▶ _WHAT IS ASKED_:
Go through the records and show each line where the word "Timesheet" occurs.

▶ _DATA FOR THIS TASK_:
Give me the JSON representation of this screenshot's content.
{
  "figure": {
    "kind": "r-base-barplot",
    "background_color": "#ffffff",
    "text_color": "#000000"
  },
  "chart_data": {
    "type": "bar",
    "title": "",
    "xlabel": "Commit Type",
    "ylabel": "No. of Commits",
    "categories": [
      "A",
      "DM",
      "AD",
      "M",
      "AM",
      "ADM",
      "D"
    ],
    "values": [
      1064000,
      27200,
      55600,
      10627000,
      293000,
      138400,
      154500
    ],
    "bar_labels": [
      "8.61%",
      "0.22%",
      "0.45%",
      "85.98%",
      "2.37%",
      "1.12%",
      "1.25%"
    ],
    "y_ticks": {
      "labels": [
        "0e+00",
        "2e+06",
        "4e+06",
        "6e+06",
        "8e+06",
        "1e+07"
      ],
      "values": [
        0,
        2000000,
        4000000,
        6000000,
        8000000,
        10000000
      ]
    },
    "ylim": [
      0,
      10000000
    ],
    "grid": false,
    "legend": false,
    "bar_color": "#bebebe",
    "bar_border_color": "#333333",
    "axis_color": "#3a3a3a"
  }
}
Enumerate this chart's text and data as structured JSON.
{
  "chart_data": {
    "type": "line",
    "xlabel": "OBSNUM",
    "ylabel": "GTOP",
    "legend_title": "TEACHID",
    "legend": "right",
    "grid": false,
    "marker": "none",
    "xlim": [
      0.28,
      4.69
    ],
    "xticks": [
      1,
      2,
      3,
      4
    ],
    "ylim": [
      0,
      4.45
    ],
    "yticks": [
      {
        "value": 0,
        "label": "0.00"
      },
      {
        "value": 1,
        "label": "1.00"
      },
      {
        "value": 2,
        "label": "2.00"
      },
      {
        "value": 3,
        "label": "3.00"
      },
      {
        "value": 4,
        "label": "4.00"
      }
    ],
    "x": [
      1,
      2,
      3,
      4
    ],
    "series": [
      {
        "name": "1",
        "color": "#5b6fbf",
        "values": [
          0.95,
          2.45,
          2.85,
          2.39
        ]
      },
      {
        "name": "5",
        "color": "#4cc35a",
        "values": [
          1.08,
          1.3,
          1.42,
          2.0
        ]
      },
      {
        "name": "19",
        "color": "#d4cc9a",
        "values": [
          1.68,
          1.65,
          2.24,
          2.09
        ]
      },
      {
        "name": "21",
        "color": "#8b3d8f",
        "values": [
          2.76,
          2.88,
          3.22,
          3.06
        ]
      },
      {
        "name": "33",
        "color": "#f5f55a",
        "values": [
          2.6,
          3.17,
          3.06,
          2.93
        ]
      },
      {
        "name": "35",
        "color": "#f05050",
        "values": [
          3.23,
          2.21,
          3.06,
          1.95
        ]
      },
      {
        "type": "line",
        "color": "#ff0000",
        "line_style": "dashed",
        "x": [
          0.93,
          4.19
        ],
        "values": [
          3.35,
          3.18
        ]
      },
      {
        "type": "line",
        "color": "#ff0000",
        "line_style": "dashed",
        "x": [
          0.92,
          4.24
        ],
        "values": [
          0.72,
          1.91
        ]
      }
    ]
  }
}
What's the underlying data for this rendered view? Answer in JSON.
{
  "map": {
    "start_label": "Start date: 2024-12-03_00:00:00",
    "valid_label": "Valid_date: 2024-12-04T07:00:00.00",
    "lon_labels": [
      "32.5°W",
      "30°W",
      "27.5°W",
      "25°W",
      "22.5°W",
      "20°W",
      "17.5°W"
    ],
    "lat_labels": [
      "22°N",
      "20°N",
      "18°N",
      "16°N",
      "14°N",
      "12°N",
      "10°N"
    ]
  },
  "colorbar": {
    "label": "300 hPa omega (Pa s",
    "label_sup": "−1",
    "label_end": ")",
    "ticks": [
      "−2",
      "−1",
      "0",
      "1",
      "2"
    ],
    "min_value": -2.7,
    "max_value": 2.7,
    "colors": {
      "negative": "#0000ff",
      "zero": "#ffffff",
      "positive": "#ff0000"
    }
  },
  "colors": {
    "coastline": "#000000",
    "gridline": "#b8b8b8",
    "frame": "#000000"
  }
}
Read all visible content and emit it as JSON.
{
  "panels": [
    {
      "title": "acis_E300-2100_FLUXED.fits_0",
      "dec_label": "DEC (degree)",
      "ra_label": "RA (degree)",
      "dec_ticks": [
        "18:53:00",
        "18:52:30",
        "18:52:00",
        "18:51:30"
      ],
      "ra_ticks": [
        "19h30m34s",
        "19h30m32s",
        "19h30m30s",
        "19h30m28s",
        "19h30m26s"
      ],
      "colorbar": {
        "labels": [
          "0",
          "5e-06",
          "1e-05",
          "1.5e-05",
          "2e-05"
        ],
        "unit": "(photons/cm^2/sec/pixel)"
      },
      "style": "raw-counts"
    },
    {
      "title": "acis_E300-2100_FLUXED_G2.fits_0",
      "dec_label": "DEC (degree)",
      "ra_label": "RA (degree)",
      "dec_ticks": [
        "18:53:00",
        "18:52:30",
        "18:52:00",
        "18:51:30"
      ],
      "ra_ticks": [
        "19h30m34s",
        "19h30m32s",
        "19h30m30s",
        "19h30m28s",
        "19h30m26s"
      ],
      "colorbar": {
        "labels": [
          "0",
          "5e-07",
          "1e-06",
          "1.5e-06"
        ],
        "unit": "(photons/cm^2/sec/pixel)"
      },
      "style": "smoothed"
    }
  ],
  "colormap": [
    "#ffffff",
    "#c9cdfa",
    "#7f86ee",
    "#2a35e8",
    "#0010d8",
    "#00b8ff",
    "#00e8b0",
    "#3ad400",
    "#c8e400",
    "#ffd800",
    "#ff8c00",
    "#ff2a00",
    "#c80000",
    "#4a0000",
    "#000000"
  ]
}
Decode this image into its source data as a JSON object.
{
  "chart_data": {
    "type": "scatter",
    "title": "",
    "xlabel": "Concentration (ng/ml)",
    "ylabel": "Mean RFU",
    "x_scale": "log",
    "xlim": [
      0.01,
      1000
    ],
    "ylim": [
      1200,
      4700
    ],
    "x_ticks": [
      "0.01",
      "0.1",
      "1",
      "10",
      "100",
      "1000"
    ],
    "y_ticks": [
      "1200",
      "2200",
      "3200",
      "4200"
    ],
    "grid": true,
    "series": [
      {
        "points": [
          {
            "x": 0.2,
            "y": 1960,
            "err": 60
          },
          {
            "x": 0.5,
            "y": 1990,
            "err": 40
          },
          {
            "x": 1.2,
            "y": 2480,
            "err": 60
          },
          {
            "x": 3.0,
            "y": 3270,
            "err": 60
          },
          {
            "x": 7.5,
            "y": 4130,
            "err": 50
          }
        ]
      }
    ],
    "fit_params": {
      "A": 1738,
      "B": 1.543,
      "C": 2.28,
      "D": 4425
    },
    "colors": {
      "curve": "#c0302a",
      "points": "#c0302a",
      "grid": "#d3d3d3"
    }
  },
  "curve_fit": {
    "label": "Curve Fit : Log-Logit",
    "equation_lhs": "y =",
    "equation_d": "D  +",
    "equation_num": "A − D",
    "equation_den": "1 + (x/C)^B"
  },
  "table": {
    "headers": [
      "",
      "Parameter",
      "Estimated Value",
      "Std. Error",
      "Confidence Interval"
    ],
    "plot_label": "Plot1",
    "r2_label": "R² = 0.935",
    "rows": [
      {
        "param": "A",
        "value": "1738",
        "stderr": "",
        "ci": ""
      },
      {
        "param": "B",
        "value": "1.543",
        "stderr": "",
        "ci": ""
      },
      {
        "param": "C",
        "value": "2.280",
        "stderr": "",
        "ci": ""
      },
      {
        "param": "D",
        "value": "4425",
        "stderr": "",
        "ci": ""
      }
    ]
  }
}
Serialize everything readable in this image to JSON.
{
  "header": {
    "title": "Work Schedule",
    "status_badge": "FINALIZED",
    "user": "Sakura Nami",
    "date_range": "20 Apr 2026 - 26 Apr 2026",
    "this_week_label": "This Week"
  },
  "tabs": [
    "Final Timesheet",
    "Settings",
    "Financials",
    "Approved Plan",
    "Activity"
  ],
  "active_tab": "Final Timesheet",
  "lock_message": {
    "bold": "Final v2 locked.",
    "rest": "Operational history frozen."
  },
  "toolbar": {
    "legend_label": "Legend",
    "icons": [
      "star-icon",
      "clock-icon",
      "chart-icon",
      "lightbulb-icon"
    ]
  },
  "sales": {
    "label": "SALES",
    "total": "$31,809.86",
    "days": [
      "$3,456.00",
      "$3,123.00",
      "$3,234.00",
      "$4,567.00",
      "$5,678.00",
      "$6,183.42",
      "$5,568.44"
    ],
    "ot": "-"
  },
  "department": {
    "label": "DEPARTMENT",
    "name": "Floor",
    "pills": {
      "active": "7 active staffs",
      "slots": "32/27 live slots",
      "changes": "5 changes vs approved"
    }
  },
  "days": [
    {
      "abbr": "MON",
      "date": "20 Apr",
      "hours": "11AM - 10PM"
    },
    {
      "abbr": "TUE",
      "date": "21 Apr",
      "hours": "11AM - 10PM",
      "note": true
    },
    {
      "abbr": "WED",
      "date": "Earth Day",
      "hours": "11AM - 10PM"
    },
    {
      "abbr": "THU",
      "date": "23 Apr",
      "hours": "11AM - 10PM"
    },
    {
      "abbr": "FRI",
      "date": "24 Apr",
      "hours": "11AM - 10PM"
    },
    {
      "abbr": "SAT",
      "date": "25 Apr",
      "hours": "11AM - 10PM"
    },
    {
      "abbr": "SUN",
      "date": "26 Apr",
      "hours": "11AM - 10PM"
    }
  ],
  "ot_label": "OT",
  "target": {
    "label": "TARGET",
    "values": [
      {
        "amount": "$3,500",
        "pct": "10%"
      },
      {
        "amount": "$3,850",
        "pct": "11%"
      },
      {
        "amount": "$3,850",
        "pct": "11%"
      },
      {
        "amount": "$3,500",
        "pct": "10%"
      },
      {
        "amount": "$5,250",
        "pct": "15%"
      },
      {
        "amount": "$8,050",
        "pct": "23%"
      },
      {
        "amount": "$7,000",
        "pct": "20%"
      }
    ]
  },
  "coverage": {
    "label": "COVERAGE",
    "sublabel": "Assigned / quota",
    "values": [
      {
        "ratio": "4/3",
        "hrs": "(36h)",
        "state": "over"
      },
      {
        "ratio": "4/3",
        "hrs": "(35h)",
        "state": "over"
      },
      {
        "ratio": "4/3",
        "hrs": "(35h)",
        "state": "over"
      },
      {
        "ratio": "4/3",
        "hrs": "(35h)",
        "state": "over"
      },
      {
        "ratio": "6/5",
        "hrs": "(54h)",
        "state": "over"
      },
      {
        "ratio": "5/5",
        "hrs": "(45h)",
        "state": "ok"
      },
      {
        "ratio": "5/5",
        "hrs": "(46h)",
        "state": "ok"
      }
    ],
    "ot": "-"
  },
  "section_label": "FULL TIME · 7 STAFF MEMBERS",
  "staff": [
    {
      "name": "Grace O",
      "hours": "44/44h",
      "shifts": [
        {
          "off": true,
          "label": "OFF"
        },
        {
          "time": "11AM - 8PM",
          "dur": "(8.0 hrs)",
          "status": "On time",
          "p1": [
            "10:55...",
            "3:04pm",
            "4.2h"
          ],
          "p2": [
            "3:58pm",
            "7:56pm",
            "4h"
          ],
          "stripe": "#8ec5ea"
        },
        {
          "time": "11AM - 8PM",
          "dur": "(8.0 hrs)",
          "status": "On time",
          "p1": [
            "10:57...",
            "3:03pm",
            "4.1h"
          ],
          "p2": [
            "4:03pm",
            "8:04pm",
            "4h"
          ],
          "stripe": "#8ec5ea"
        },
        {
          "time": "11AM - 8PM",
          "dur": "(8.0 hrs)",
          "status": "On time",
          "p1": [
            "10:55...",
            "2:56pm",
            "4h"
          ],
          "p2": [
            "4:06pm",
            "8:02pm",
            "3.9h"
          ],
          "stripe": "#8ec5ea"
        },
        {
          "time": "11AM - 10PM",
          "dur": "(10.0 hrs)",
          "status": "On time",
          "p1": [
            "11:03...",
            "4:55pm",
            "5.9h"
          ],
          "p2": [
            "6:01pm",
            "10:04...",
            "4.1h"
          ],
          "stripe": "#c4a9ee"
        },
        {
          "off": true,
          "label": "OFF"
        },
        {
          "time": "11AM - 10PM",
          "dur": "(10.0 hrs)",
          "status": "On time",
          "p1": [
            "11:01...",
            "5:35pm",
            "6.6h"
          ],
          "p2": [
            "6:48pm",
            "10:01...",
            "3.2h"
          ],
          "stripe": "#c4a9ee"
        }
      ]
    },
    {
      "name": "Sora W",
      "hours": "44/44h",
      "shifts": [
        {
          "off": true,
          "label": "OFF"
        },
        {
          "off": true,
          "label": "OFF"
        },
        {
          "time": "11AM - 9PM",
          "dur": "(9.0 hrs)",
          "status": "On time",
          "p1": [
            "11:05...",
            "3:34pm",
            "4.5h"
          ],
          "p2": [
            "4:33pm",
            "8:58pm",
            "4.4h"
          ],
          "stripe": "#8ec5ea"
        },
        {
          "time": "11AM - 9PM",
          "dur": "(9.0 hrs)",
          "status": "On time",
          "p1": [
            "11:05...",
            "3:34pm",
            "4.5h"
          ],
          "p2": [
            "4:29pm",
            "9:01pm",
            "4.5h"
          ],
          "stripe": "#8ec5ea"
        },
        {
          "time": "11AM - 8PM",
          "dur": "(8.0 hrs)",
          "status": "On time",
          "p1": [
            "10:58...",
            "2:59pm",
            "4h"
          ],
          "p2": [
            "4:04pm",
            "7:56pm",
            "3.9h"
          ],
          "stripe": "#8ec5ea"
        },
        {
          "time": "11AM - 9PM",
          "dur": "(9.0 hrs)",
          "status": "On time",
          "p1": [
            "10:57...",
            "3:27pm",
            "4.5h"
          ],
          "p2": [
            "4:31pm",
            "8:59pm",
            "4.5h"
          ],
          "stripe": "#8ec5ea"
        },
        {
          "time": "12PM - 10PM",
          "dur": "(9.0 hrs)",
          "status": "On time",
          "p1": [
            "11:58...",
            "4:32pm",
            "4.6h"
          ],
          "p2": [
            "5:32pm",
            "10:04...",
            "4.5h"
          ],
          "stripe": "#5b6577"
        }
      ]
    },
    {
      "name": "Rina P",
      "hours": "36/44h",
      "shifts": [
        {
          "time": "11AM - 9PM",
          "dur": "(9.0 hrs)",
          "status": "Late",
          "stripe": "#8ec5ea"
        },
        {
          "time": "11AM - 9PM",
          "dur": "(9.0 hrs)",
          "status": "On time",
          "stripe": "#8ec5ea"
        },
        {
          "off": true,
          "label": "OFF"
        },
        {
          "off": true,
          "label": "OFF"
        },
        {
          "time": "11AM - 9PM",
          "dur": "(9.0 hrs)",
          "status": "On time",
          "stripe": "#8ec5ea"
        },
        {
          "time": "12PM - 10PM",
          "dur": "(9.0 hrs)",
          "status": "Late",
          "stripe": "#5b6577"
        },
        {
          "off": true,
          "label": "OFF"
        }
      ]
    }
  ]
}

▶ _RESULT OF THE TASK_:
    "Final Timesheet",
  "active_tab": "Final Timesheet",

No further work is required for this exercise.